Given problem:
Output the full listing word for word.

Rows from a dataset
** BEGIN **

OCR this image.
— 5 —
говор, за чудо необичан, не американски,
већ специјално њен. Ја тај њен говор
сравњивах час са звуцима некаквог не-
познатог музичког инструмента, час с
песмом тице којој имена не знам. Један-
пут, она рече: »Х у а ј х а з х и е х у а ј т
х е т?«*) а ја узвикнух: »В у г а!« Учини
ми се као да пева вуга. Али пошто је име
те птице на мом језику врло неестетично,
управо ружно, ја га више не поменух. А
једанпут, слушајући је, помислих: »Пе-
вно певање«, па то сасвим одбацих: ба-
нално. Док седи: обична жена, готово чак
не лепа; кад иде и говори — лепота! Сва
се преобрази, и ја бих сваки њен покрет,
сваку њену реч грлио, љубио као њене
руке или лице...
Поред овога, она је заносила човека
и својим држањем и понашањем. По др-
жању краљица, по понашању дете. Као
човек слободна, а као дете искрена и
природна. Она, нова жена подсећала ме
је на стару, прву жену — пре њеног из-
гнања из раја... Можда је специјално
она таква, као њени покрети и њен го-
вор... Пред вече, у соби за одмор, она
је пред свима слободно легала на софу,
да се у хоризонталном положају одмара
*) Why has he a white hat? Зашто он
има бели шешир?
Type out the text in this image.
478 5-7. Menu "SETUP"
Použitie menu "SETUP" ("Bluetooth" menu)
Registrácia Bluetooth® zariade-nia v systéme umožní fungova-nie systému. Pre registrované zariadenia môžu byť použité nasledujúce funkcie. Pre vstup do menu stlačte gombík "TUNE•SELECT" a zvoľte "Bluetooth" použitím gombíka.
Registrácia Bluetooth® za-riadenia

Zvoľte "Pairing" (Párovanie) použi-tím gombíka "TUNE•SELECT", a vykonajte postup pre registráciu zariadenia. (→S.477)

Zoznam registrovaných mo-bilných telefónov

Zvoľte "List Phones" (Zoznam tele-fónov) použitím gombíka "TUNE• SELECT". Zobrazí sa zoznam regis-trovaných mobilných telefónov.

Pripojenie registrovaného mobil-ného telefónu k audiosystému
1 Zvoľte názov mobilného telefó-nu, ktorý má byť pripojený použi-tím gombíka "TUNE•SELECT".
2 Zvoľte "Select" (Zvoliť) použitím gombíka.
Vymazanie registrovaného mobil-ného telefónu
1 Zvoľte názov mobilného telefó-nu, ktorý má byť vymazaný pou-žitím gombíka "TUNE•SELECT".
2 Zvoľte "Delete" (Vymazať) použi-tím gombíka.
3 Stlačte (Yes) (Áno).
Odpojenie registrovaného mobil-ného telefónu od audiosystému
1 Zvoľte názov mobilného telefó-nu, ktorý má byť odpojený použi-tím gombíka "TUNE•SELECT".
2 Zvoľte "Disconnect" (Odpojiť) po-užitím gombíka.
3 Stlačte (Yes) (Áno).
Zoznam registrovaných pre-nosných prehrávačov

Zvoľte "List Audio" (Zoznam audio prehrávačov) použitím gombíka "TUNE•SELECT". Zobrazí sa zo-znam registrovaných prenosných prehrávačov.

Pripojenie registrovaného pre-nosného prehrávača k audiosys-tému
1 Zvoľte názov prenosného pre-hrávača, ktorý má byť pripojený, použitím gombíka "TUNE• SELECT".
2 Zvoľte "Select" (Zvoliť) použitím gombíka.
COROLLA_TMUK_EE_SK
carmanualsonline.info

** END **

Finished answer:
OCR this image.
— 5 —
говор, за чудо необичан, не американски,
већ специјално њен. Ја тај њен говор
сравњивах час са звуцима некаквог не-
познатог музичког инструмента, час с
песмом тице којој имена не знам. Један-
пут, она рече: »Х у а ј х а з х и е х у а ј т
х е т?«*) а ја узвикнух: »В у г а!« Учини
ми се као да пева вуга. Али пошто је име
те птице на мом језику врло неестетично,
управо ружно, ја га више не поменух. А
једанпут, слушајући је, помислих: »Пе-
вно певање«, па то сасвим одбацих: ба-
нално. Док седи: обична жена, готово чак
не лепа; кад иде и говори — лепота! Сва
се преобрази, и ја бих сваки њен покрет,
сваку њену реч грлио, љубио као њене
руке или лице...
Поред овога, она је заносила човека
и својим држањем и понашањем. По др-
жању краљица, по понашању дете. Као
човек слободна, а као дете искрена и
природна. Она, нова жена подсећала ме
је на стару, прву жену — пре њеног из-
гнања из раја... Можда је специјално
она таква, као њени покрети и њен го-
вор... Пред вече, у соби за одмор, она
је пред свима слободно легала на софу,
да се у хоризонталном положају одмара
*) Why has he a white hat? Зашто он
има бели шешир?
Type out the text in this image.
478 5-7. Menu "SETUP"
Použitie menu "SETUP" ("Bluetooth" menu)
Registrácia Bluetooth® zariade-nia v systéme umožní fungova-nie systému. Pre registrované zariadenia môžu byť použité nasledujúce funkcie. Pre vstup do menu stlačte gombík "TUNE•SELECT" a zvoľte "Bluetooth" použitím gombíka.
Registrácia Bluetooth® za-riadenia

Zvoľte "Pairing" (Párovanie) použi-tím gombíka "TUNE•SELECT", a vykonajte postup pre registráciu zariadenia. (→S.477)

Zoznam registrovaných mo-bilných telefónov

Zvoľte "List Phones" (Zoznam tele-fónov) použitím gombíka "TUNE• SELECT". Zobrazí sa zoznam regis-trovaných mobilných telefónov.

Pripojenie registrovaného mobil-ného telefónu k audiosystému
1 Zvoľte názov mobilného telefó-nu, ktorý má byť pripojený použi-tím gombíka "TUNE•SELECT".
2 Zvoľte "Select" (Zvoliť) použitím gombíka.
Vymazanie registrovaného mobil-ného telefónu
1 Zvoľte názov mobilného telefó-nu, ktorý má byť vymazaný pou-žitím gombíka "TUNE•SELECT".
2 Zvoľte "Delete" (Vymazať) použi-tím gombíka.
3 Stlačte (Yes) (Áno).
Odpojenie registrovaného mobil-ného telefónu od audiosystému
1 Zvoľte názov mobilného telefó-nu, ktorý má byť odpojený použi-tím gombíka "TUNE•SELECT".
2 Zvoľte "Disconnect" (Odpojiť) po-užitím gombíka.
3 Stlačte (Yes) (Áno).
Zoznam registrovaných pre-nosných prehrávačov

Zvoľte "List Audio" (Zoznam audio prehrávačov) použitím gombíka "TUNE•SELECT". Zobrazí sa zo-znam registrovaných prenosných prehrávačov.

Pripojenie registrovaného pre-nosného prehrávača k audiosys-tému
1 Zvoľte názov prenosného pre-hrávača, ktorý má byť pripojený, použitím gombíka "TUNE• SELECT".
2 Zvoľte "Select" (Zvoliť) použitím gombíka.
COROLLA_TMUK_EE_SK
carmanualsonline.info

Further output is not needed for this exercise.